● Work to be completed
Where a line of the listing below includes the word "chevron", reproduce that line.

= = =

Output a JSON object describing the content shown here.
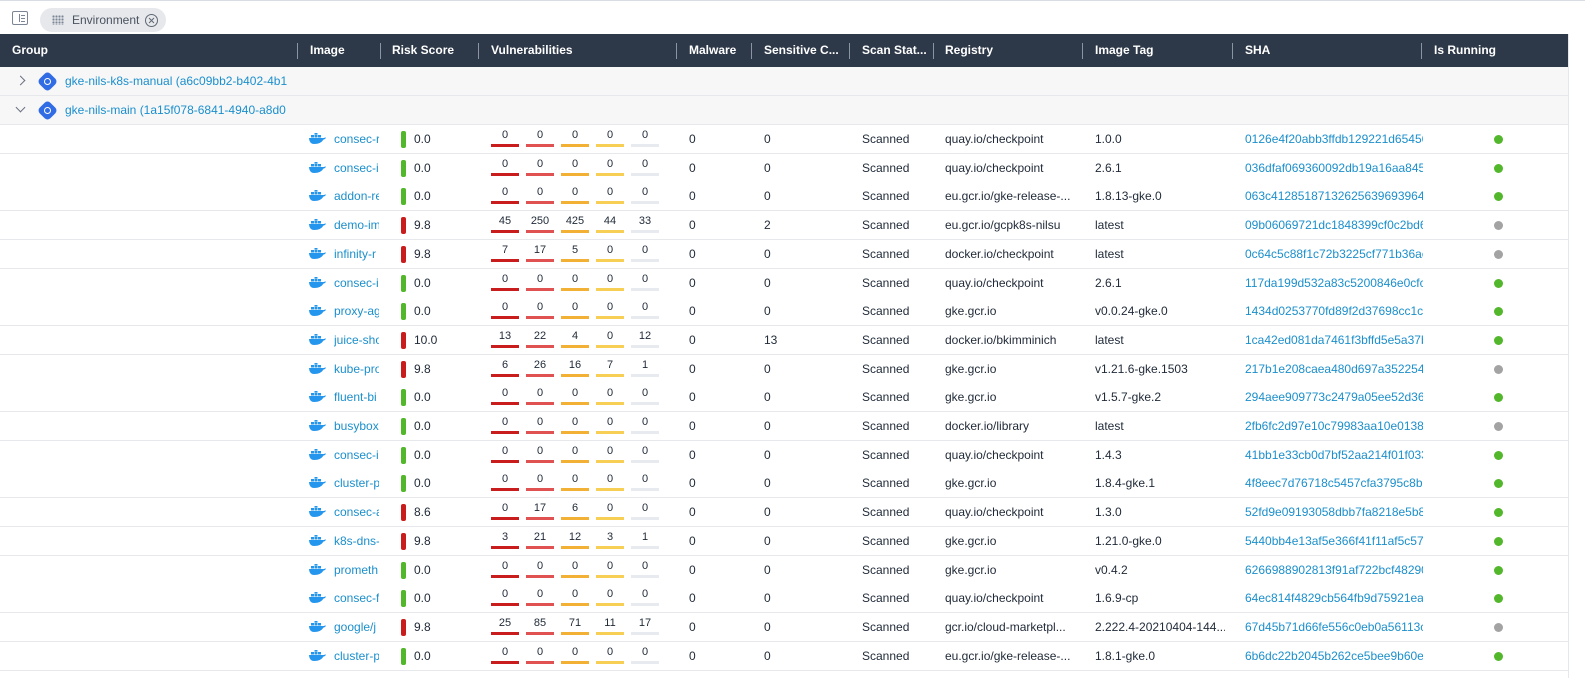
{
  "toolbar": {
    "filter_chip_label": "Environment"
  },
  "table": {
    "columns": [
      "Group",
      "Image",
      "Risk Score",
      "Vulnerabilities",
      "Malware",
      "Sensitive C...",
      "Scan Stat...",
      "Registry",
      "Image Tag",
      "SHA",
      "Is Running"
    ],
    "groups": [
      {
        "label": "gke-nils-k8s-manual (a6c09bb2-b402-4b1",
        "expanded": false
      },
      {
        "label": "gke-nils-main (1a15f078-6841-4940-a8d0",
        "expanded": true
      }
    ],
    "rows": [
      {
        "image": "consec-r",
        "risk": "0.0",
        "risk_level": "low",
        "vulns": [
          "0",
          "0",
          "0",
          "0",
          "0"
        ],
        "malware": "0",
        "sensitive": "0",
        "scan": "Scanned",
        "registry": "quay.io/checkpoint",
        "tag": "1.0.0",
        "sha": "0126e4f20abb3ffdb129221d65456",
        "running": true
      },
      {
        "image": "consec-i",
        "risk": "0.0",
        "risk_level": "low",
        "vulns": [
          "0",
          "0",
          "0",
          "0",
          "0"
        ],
        "malware": "0",
        "sensitive": "0",
        "scan": "Scanned",
        "registry": "quay.io/checkpoint",
        "tag": "2.6.1",
        "sha": "036dfaf069360092db19a16aa8454",
        "running": true
      },
      {
        "image": "addon-re",
        "risk": "0.0",
        "risk_level": "low",
        "vulns": [
          "0",
          "0",
          "0",
          "0",
          "0"
        ],
        "malware": "0",
        "sensitive": "0",
        "scan": "Scanned",
        "registry": "eu.gcr.io/gke-release-...",
        "tag": "1.8.13-gke.0",
        "sha": "063c4128518713262563969396477",
        "running": true
      },
      {
        "image": "demo-im",
        "risk": "9.8",
        "risk_level": "high",
        "vulns": [
          "45",
          "250",
          "425",
          "44",
          "33"
        ],
        "malware": "0",
        "sensitive": "2",
        "scan": "Scanned",
        "registry": "eu.gcr.io/gcpk8s-nilsu",
        "tag": "latest",
        "sha": "09b06069721dc1848399cf0c2bd6",
        "running": false
      },
      {
        "image": "infinity-r",
        "risk": "9.8",
        "risk_level": "high",
        "vulns": [
          "7",
          "17",
          "5",
          "0",
          "0"
        ],
        "malware": "0",
        "sensitive": "0",
        "scan": "Scanned",
        "registry": "docker.io/checkpoint",
        "tag": "latest",
        "sha": "0c64c5c88f1c72b3225cf771b36ae",
        "running": false
      },
      {
        "image": "consec-i",
        "risk": "0.0",
        "risk_level": "low",
        "vulns": [
          "0",
          "0",
          "0",
          "0",
          "0"
        ],
        "malware": "0",
        "sensitive": "0",
        "scan": "Scanned",
        "registry": "quay.io/checkpoint",
        "tag": "2.6.1",
        "sha": "117da199d532a83c5200846e0cfcc",
        "running": true
      },
      {
        "image": "proxy-ag",
        "risk": "0.0",
        "risk_level": "low",
        "vulns": [
          "0",
          "0",
          "0",
          "0",
          "0"
        ],
        "malware": "0",
        "sensitive": "0",
        "scan": "Scanned",
        "registry": "gke.gcr.io",
        "tag": "v0.0.24-gke.0",
        "sha": "1434d0253770fd89f2d37698cc1cb",
        "running": true
      },
      {
        "image": "juice-sho",
        "risk": "10.0",
        "risk_level": "high",
        "vulns": [
          "13",
          "22",
          "4",
          "0",
          "12"
        ],
        "malware": "0",
        "sensitive": "13",
        "scan": "Scanned",
        "registry": "docker.io/bkimminich",
        "tag": "latest",
        "sha": "1ca42ed081da7461f3bffd5e5a37b",
        "running": true
      },
      {
        "image": "kube-pro",
        "risk": "9.8",
        "risk_level": "high",
        "vulns": [
          "6",
          "26",
          "16",
          "7",
          "1"
        ],
        "malware": "0",
        "sensitive": "0",
        "scan": "Scanned",
        "registry": "gke.gcr.io",
        "tag": "v1.21.6-gke.1503",
        "sha": "217b1e208caea480d697a3522548",
        "running": false
      },
      {
        "image": "fluent-bi",
        "risk": "0.0",
        "risk_level": "low",
        "vulns": [
          "0",
          "0",
          "0",
          "0",
          "0"
        ],
        "malware": "0",
        "sensitive": "0",
        "scan": "Scanned",
        "registry": "gke.gcr.io",
        "tag": "v1.5.7-gke.2",
        "sha": "294aee909773c2479a05ee52d363",
        "running": true
      },
      {
        "image": "busybox",
        "risk": "0.0",
        "risk_level": "low",
        "vulns": [
          "0",
          "0",
          "0",
          "0",
          "0"
        ],
        "malware": "0",
        "sensitive": "0",
        "scan": "Scanned",
        "registry": "docker.io/library",
        "tag": "latest",
        "sha": "2fb6fc2d97e10c79983aa10e01382",
        "running": false
      },
      {
        "image": "consec-i",
        "risk": "0.0",
        "risk_level": "low",
        "vulns": [
          "0",
          "0",
          "0",
          "0",
          "0"
        ],
        "malware": "0",
        "sensitive": "0",
        "scan": "Scanned",
        "registry": "quay.io/checkpoint",
        "tag": "1.4.3",
        "sha": "41bb1e33cb0d7bf52aa214f01f033",
        "running": true
      },
      {
        "image": "cluster-p",
        "risk": "0.0",
        "risk_level": "low",
        "vulns": [
          "0",
          "0",
          "0",
          "0",
          "0"
        ],
        "malware": "0",
        "sensitive": "0",
        "scan": "Scanned",
        "registry": "gke.gcr.io",
        "tag": "1.8.4-gke.1",
        "sha": "4f8eec7d76718c5457cfa3795c8b2",
        "running": true
      },
      {
        "image": "consec-a",
        "risk": "8.6",
        "risk_level": "high",
        "vulns": [
          "0",
          "17",
          "6",
          "0",
          "0"
        ],
        "malware": "0",
        "sensitive": "0",
        "scan": "Scanned",
        "registry": "quay.io/checkpoint",
        "tag": "1.3.0",
        "sha": "52fd9e09193058dbb7fa8218e5b8",
        "running": true
      },
      {
        "image": "k8s-dns-",
        "risk": "9.8",
        "risk_level": "high",
        "vulns": [
          "3",
          "21",
          "12",
          "3",
          "1"
        ],
        "malware": "0",
        "sensitive": "0",
        "scan": "Scanned",
        "registry": "gke.gcr.io",
        "tag": "1.21.0-gke.0",
        "sha": "5440bb4e13af5e366f41f11af5c57",
        "running": true
      },
      {
        "image": "prometh",
        "risk": "0.0",
        "risk_level": "low",
        "vulns": [
          "0",
          "0",
          "0",
          "0",
          "0"
        ],
        "malware": "0",
        "sensitive": "0",
        "scan": "Scanned",
        "registry": "gke.gcr.io",
        "tag": "v0.4.2",
        "sha": "6266988902813f91af722bcf48290",
        "running": true
      },
      {
        "image": "consec-f",
        "risk": "0.0",
        "risk_level": "low",
        "vulns": [
          "0",
          "0",
          "0",
          "0",
          "0"
        ],
        "malware": "0",
        "sensitive": "0",
        "scan": "Scanned",
        "registry": "quay.io/checkpoint",
        "tag": "1.6.9-cp",
        "sha": "64ec814f4829cb564fb9d75921eaf",
        "running": true
      },
      {
        "image": "google/j",
        "risk": "9.8",
        "risk_level": "high",
        "vulns": [
          "25",
          "85",
          "71",
          "11",
          "17"
        ],
        "malware": "0",
        "sensitive": "0",
        "scan": "Scanned",
        "registry": "gcr.io/cloud-marketpl...",
        "tag": "2.222.4-20210404-144...",
        "sha": "67d45b71d66fe556c0eb0a56113c",
        "running": false
      },
      {
        "image": "cluster-p",
        "risk": "0.0",
        "risk_level": "low",
        "vulns": [
          "0",
          "0",
          "0",
          "0",
          "0"
        ],
        "malware": "0",
        "sensitive": "0",
        "scan": "Scanned",
        "registry": "eu.gcr.io/gke-release-...",
        "tag": "1.8.1-gke.0",
        "sha": "6b6dc22b2045b262ce5bee9b60e9",
        "running": true
      }
    ]
  },
  "colors": {
    "header_bg": "#2d3848",
    "link": "#1b8fcc",
    "risk_low": "#52b72a",
    "risk_high": "#c91d1d",
    "running_on": "#52b72a",
    "running_off": "#a3a3a3",
    "docker_blue": "#2496ed"
  },
  "icons": {
    "panel_toggle": "sidebar-toggle-icon",
    "chip_drag": "drag-handle-icon",
    "chip_close": "close-circle-icon",
    "group": "kubernetes-icon",
    "image": "docker-whale-icon",
    "expand": "chevron-right-icon",
    "collapse": "chevron-down-icon"
  }
}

= = =

● Complete answer
    "expand": "chevron-right-icon",
    "collapse": "chevron-down-icon"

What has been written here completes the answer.